§ Aim
Print every line of the records below without changing anything, and leave out the pictures.

:::::

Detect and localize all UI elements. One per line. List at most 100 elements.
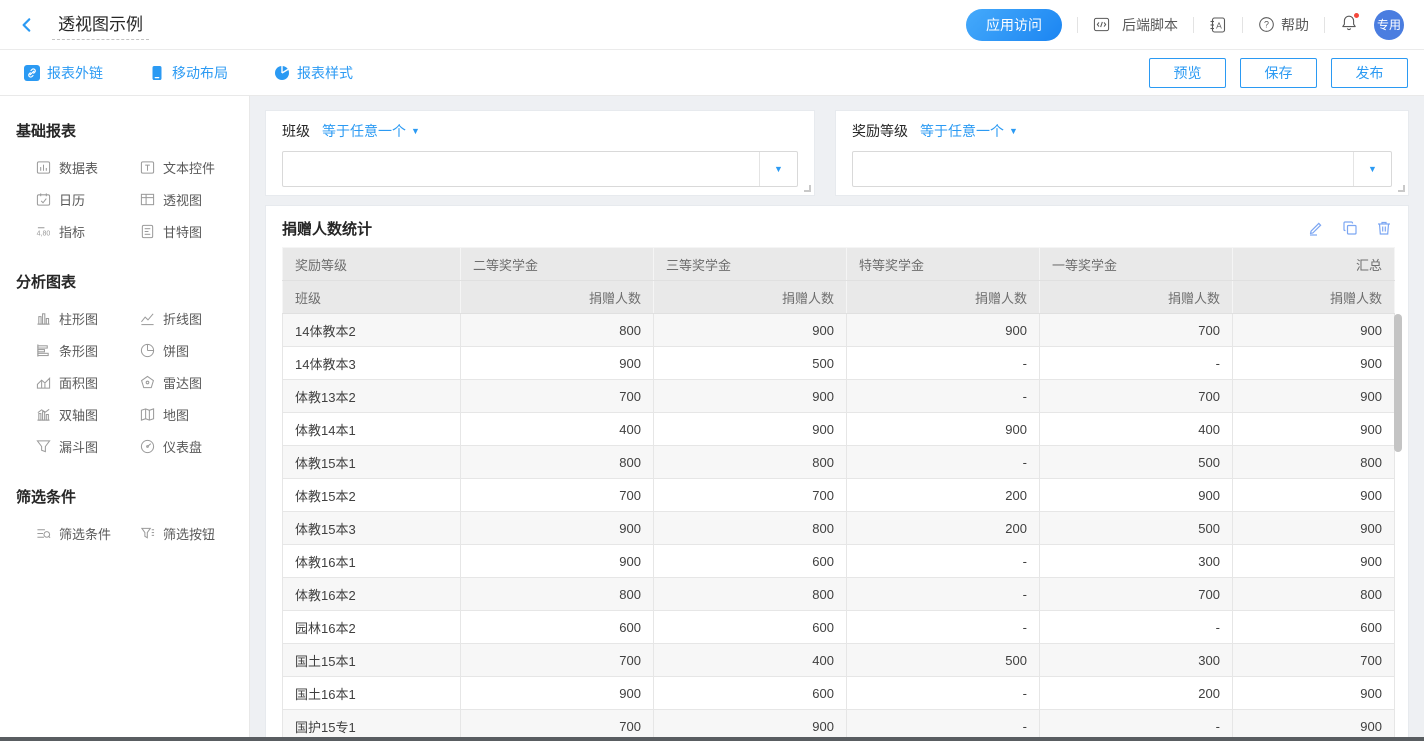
value-cell: - xyxy=(1040,347,1233,380)
sidebar-item-gauge[interactable]: 仪表盘 xyxy=(140,430,249,462)
value-cell: 900 xyxy=(1233,479,1395,512)
value-cell: 300 xyxy=(1040,545,1233,578)
sidebar-item-pivot[interactable]: 透视图 xyxy=(140,183,249,215)
sidebar-item-line-chart[interactable]: 折线图 xyxy=(140,302,249,334)
value-cell: 900 xyxy=(654,380,847,413)
report-style-button[interactable]: 报表样式 xyxy=(274,63,353,83)
value-cell: 600 xyxy=(654,611,847,644)
value-cell: - xyxy=(847,578,1040,611)
edit-icon[interactable] xyxy=(1308,220,1324,236)
value-cell: 900 xyxy=(1233,413,1395,446)
resize-handle[interactable] xyxy=(1398,185,1405,192)
mobile-layout-button[interactable]: 移动布局 xyxy=(149,63,228,83)
value-cell: 700 xyxy=(1233,644,1395,677)
caret-down-icon: ▼ xyxy=(411,127,420,136)
sidebar-item-text-widget[interactable]: 文本控件 xyxy=(140,151,249,183)
copy-icon[interactable] xyxy=(1342,220,1358,236)
row-label-cell: 14体教本3 xyxy=(283,347,461,380)
vertical-scrollbar-thumb[interactable] xyxy=(1394,314,1402,452)
sidebar-item-radar-chart[interactable]: 雷达图 xyxy=(140,366,249,398)
value-cell: 500 xyxy=(654,347,847,380)
filter-value-select[interactable]: ▼ xyxy=(852,151,1392,187)
value-cell: 900 xyxy=(847,314,1040,347)
sidebar-item-bar-chart[interactable]: 条形图 xyxy=(36,334,140,366)
save-button[interactable]: 保存 xyxy=(1240,58,1317,88)
divider xyxy=(1324,17,1325,33)
sidebar-item-calendar[interactable]: 日历 xyxy=(36,183,140,215)
value-cell: 800 xyxy=(461,314,654,347)
value-cell: 800 xyxy=(461,446,654,479)
sidebar-item-column-chart[interactable]: 柱形图 xyxy=(36,302,140,334)
row-label-cell: 国土15本1 xyxy=(283,644,461,677)
horizontal-scrollbar[interactable] xyxy=(0,737,1424,741)
row-label-cell: 体教14本1 xyxy=(283,413,461,446)
filter-widget-reward-level[interactable]: 奖励等级 等于任意一个 ▼ ▼ xyxy=(835,110,1409,196)
app-access-button[interactable]: 应用访问 xyxy=(966,9,1062,41)
delete-icon[interactable] xyxy=(1376,220,1392,236)
value-cell: - xyxy=(847,347,1040,380)
table-row: 国土15本1 700 400 500 300 700 xyxy=(283,644,1395,677)
caret-down-icon: ▼ xyxy=(1368,165,1377,174)
filter-value xyxy=(853,152,1353,186)
sidebar-item-filter-condition[interactable]: 筛选条件 xyxy=(36,517,140,549)
sidebar-item-funnel-chart[interactable]: 漏斗图 xyxy=(36,430,140,462)
backend-script-button[interactable]: 后端脚本 xyxy=(1093,15,1178,35)
notification-button[interactable] xyxy=(1340,14,1358,35)
filter-value-select[interactable]: ▼ xyxy=(282,151,798,187)
pie-chart-outline-icon xyxy=(140,343,155,358)
sidebar-item-data-table[interactable]: 数据表 xyxy=(36,151,140,183)
map-icon xyxy=(140,407,155,422)
sidebar-item-gantt[interactable]: 甘特图 xyxy=(140,215,249,247)
value-cell: 400 xyxy=(654,644,847,677)
back-button[interactable] xyxy=(18,16,36,34)
value-cell: 900 xyxy=(461,545,654,578)
pivot-widget[interactable]: 捐赠人数统计 xyxy=(265,205,1409,741)
table-row: 体教14本1 400 900 900 400 900 xyxy=(283,413,1395,446)
value-cell: 800 xyxy=(654,578,847,611)
value-cell: 800 xyxy=(654,446,847,479)
value-cell: - xyxy=(847,545,1040,578)
page-title[interactable]: 透视图示例 xyxy=(52,10,149,40)
report-link-button[interactable]: 报表外链 xyxy=(24,63,103,83)
filter-operator-dropdown[interactable]: 等于任意一个 ▼ xyxy=(920,121,1018,141)
sidebar-item-map[interactable]: 地图 xyxy=(140,398,249,430)
sidebar-item-metric[interactable]: 4,80 指标 xyxy=(36,215,140,247)
avatar[interactable]: 专用 xyxy=(1374,10,1404,40)
row-label-cell: 国土16本1 xyxy=(283,677,461,710)
report-canvas: 班级 等于任意一个 ▼ ▼ 奖励等级 等于任意一个 xyxy=(250,96,1424,741)
value-cell: 900 xyxy=(654,314,847,347)
filter-widget-class[interactable]: 班级 等于任意一个 ▼ ▼ xyxy=(265,110,815,196)
value-cell: 900 xyxy=(1233,545,1395,578)
row-label-cell: 体教16本2 xyxy=(283,578,461,611)
measure-header: 捐赠人数 xyxy=(847,281,1040,314)
value-cell: 900 xyxy=(1233,347,1395,380)
link-icon xyxy=(24,65,40,81)
address-book-button[interactable]: A xyxy=(1209,16,1227,34)
resize-handle[interactable] xyxy=(804,185,811,192)
measure-header: 捐赠人数 xyxy=(1233,281,1395,314)
column-chart-icon xyxy=(36,311,51,326)
divider xyxy=(1242,17,1243,33)
value-cell: 700 xyxy=(1040,578,1233,611)
help-button[interactable]: ? 帮助 xyxy=(1258,15,1309,35)
report-link-label: 报表外链 xyxy=(47,63,103,83)
sidebar-item-pie-chart[interactable]: 饼图 xyxy=(140,334,249,366)
address-book-icon: A xyxy=(1209,16,1227,34)
mobile-icon xyxy=(149,65,165,81)
preview-button[interactable]: 预览 xyxy=(1149,58,1226,88)
value-cell: 800 xyxy=(1233,446,1395,479)
value-cell: 800 xyxy=(654,512,847,545)
section-title-basic-reports: 基础报表 xyxy=(16,120,249,141)
sidebar-item-dual-axis-chart[interactable]: 双轴图 xyxy=(36,398,140,430)
row-label-cell: 14体教本2 xyxy=(283,314,461,347)
row-label-cell: 体教15本3 xyxy=(283,512,461,545)
sidebar-item-filter-button[interactable]: 筛选按钮 xyxy=(140,517,249,549)
sub-toolbar: 报表外链 移动布局 报表样式 预览 保存 发布 xyxy=(0,50,1424,96)
filter-operator-dropdown[interactable]: 等于任意一个 ▼ xyxy=(322,121,420,141)
value-cell: 700 xyxy=(1040,314,1233,347)
sidebar-item-area-chart[interactable]: 面积图 xyxy=(36,366,140,398)
publish-button[interactable]: 发布 xyxy=(1331,58,1408,88)
divider xyxy=(1077,17,1078,33)
value-cell: 900 xyxy=(1233,380,1395,413)
filter-field-label: 班级 xyxy=(282,121,310,141)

:::::

§ Task response
Detect and localize all UI elements. One per line. List at most 100 elements.
value-cell: - xyxy=(1040,347,1233,380)
sidebar-item-gauge[interactable]: 仪表盘 xyxy=(140,430,249,462)
value-cell: 900 xyxy=(1233,479,1395,512)
value-cell: 300 xyxy=(1040,545,1233,578)
sidebar-item-pivot[interactable]: 透视图 xyxy=(140,183,249,215)
sidebar-item-line-chart[interactable]: 折线图 xyxy=(140,302,249,334)
value-cell: 900 xyxy=(654,380,847,413)
report-style-button[interactable]: 报表样式 xyxy=(274,63,353,83)
value-cell: 600 xyxy=(654,611,847,644)
value-cell: - xyxy=(847,578,1040,611)
edit-icon[interactable] xyxy=(1308,220,1324,236)
value-cell: 900 xyxy=(1233,413,1395,446)
resize-handle[interactable] xyxy=(1398,185,1405,192)
mobile-layout-button[interactable]: 移动布局 xyxy=(149,63,228,83)
value-cell: 700 xyxy=(1233,644,1395,677)
caret-down-icon: ▼ xyxy=(411,127,420,136)
sidebar-item-text-widget[interactable]: 文本控件 xyxy=(140,151,249,183)
copy-icon[interactable] xyxy=(1342,220,1358,236)
row-label-cell: 14体教本3 xyxy=(283,347,461,380)
vertical-scrollbar-thumb[interactable] xyxy=(1394,314,1402,452)
sidebar-item-radar-chart[interactable]: 雷达图 xyxy=(140,366,249,398)
value-cell: 500 xyxy=(654,347,847,380)
filter-value-select[interactable]: ▼ xyxy=(852,151,1392,187)
value-cell: 900 xyxy=(847,314,1040,347)
sidebar-item-bar-chart[interactable]: 条形图 xyxy=(36,334,140,366)
save-button[interactable]: 保存 xyxy=(1240,58,1317,88)
divider xyxy=(1324,17,1325,33)
sidebar-item-calendar[interactable]: 日历 xyxy=(36,183,140,215)
value-cell: 800 xyxy=(461,314,654,347)
value-cell: 800 xyxy=(461,446,654,479)
sidebar-item-column-chart[interactable]: 柱形图 xyxy=(36,302,140,334)
row-label-cell: 国土15本1 xyxy=(283,644,461,677)
horizontal-scrollbar[interactable] xyxy=(0,737,1424,741)
row-label-cell: 体教14本1 xyxy=(283,413,461,446)
filter-widget-reward-level[interactable]: 奖励等级 等于任意一个 ▼ ▼ xyxy=(835,110,1409,196)
app-access-button[interactable]: 应用访问 xyxy=(966,9,1062,41)
delete-icon[interactable] xyxy=(1376,220,1392,236)
value-cell: - xyxy=(847,347,1040,380)
table-row: 国土15本1 700 400 500 300 700 xyxy=(283,644,1395,677)
caret-down-icon: ▼ xyxy=(1368,165,1377,174)
filter-value xyxy=(853,152,1353,186)
sidebar-item-filter-condition[interactable]: 筛选条件 xyxy=(36,517,140,549)
sidebar-item-funnel-chart[interactable]: 漏斗图 xyxy=(36,430,140,462)
backend-script-button[interactable]: 后端脚本 xyxy=(1093,15,1178,35)
notification-button[interactable] xyxy=(1340,14,1358,35)
filter-value-select[interactable]: ▼ xyxy=(282,151,798,187)
pie-chart-outline-icon xyxy=(140,343,155,358)
sidebar-item-data-table[interactable]: 数据表 xyxy=(36,151,140,183)
map-icon xyxy=(140,407,155,422)
sidebar-item-gantt[interactable]: 甘特图 xyxy=(140,215,249,247)
value-cell: 400 xyxy=(654,644,847,677)
back-button[interactable] xyxy=(18,16,36,34)
value-cell: 900 xyxy=(461,545,654,578)
pivot-widget[interactable]: 捐赠人数统计 xyxy=(265,205,1409,741)
table-row: 体教14本1 400 900 900 400 900 xyxy=(283,413,1395,446)
value-cell: 800 xyxy=(654,578,847,611)
value-cell: 800 xyxy=(654,446,847,479)
value-cell: - xyxy=(847,545,1040,578)
page-title[interactable]: 透视图示例 xyxy=(52,10,149,40)
report-link-button[interactable]: 报表外链 xyxy=(24,63,103,83)
filter-operator-dropdown[interactable]: 等于任意一个 ▼ xyxy=(920,121,1018,141)
sidebar-item-map[interactable]: 地图 xyxy=(140,398,249,430)
sidebar-item-metric[interactable]: 4,80 指标 xyxy=(36,215,140,247)
avatar[interactable]: 专用 xyxy=(1374,10,1404,40)
row-label-cell: 国土16本1 xyxy=(283,677,461,710)
report-canvas: 班级 等于任意一个 ▼ ▼ 奖励等级 等于任意一个 xyxy=(250,96,1424,741)
value-cell: 900 xyxy=(654,314,847,347)
filter-widget-class[interactable]: 班级 等于任意一个 ▼ ▼ xyxy=(265,110,815,196)
value-cell: 900 xyxy=(1233,545,1395,578)
row-label-cell: 体教16本2 xyxy=(283,578,461,611)
measure-header: 捐赠人数 xyxy=(847,281,1040,314)
value-cell: 900 xyxy=(1233,347,1395,380)
link-icon xyxy=(24,65,40,81)
address-book-button[interactable]: A xyxy=(1209,16,1227,34)
resize-handle[interactable] xyxy=(804,185,811,192)
measure-header: 捐赠人数 xyxy=(1233,281,1395,314)
column-chart-icon xyxy=(36,311,51,326)
divider xyxy=(1242,17,1243,33)
value-cell: 700 xyxy=(1040,578,1233,611)
help-button[interactable]: ? 帮助 xyxy=(1258,15,1309,35)
report-link-label: 报表外链 xyxy=(47,63,103,83)
sidebar-item-pie-chart[interactable]: 饼图 xyxy=(140,334,249,366)
address-book-icon: A xyxy=(1209,16,1227,34)
mobile-icon xyxy=(149,65,165,81)
preview-button[interactable]: 预览 xyxy=(1149,58,1226,88)
value-cell: 800 xyxy=(1233,446,1395,479)
value-cell: 800 xyxy=(654,512,847,545)
section-title-basic-reports: 基础报表 xyxy=(16,120,249,141)
sidebar-item-dual-axis-chart[interactable]: 双轴图 xyxy=(36,398,140,430)
row-label-cell: 14体教本2 xyxy=(283,314,461,347)
row-label-cell: 体教15本3 xyxy=(283,512,461,545)
sidebar-item-filter-button[interactable]: 筛选按钮 xyxy=(140,517,249,549)
sub-toolbar: 报表外链 移动布局 报表样式 预览 保存 发布 xyxy=(0,50,1424,96)
filter-operator-dropdown[interactable]: 等于任意一个 ▼ xyxy=(322,121,420,141)
value-cell: 700 xyxy=(1040,314,1233,347)
sidebar-item-area-chart[interactable]: 面积图 xyxy=(36,366,140,398)
publish-button[interactable]: 发布 xyxy=(1331,58,1408,88)
divider xyxy=(1077,17,1078,33)
value-cell: 900 xyxy=(1233,380,1395,413)
filter-field-label: 班级 xyxy=(282,121,310,141)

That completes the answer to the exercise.